(Collected data)
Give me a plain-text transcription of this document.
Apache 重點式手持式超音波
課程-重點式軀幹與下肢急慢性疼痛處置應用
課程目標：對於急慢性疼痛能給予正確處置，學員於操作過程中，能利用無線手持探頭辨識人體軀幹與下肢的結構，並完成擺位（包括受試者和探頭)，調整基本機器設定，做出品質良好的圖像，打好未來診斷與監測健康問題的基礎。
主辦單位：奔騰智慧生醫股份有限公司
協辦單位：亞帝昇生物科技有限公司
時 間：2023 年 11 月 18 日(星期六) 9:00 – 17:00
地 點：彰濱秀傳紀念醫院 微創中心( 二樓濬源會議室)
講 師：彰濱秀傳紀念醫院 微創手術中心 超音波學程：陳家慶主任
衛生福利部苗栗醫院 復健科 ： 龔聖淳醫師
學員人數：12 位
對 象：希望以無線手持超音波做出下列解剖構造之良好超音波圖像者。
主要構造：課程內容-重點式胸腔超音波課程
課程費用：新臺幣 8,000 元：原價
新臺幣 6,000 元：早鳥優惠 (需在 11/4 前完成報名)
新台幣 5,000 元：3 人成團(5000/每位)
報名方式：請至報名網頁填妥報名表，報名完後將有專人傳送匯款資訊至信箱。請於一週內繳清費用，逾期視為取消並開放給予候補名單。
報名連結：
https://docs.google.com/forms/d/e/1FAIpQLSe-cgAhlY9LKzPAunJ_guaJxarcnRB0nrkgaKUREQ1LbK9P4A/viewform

DIRECTIONS FOR THIS TASK | Output all of the material exactly as written.

ANSWER FOR THIS EXERCISE |
Give me a plain-text transcription of this document.
Apache 重點式手持式超音波
課程-重點式軀幹與下肢急慢性疼痛處置應用
課程目標：對於急慢性疼痛能給予正確處置，學員於操作過程中，能利用無線手持探頭辨識人體軀幹與下肢的結構，並完成擺位（包括受試者和探頭)，調整基本機器設定，做出品質良好的圖像，打好未來診斷與監測健康問題的基礎。
主辦單位：奔騰智慧生醫股份有限公司
協辦單位：亞帝昇生物科技有限公司
時 間：2023 年 11 月 18 日(星期六) 9:00 – 17:00
地 點：彰濱秀傳紀念醫院 微創中心( 二樓濬源會議室)
講 師：彰濱秀傳紀念醫院 微創手術中心 超音波學程：陳家慶主任
衛生福利部苗栗醫院 復健科 ： 龔聖淳醫師
學員人數：12 位
對 象：希望以無線手持超音波做出下列解剖構造之良好超音波圖像者。
主要構造：課程內容-重點式胸腔超音波課程
課程費用：新臺幣 8,000 元：原價
新臺幣 6,000 元：早鳥優惠 (需在 11/4 前完成報名)
新台幣 5,000 元：3 人成團(5000/每位)
報名方式：請至報名網頁填妥報名表，報名完後將有專人傳送匯款資訊至信箱。請於一週內繳清費用，逾期視為取消並開放給予候補名單。
報名連結：
https://docs.google.com/forms/d/e/1FAIpQLSe-cgAhlY9LKzPAunJ_guaJxarcnRB0nrkgaKUREQ1LbK9P4A/viewform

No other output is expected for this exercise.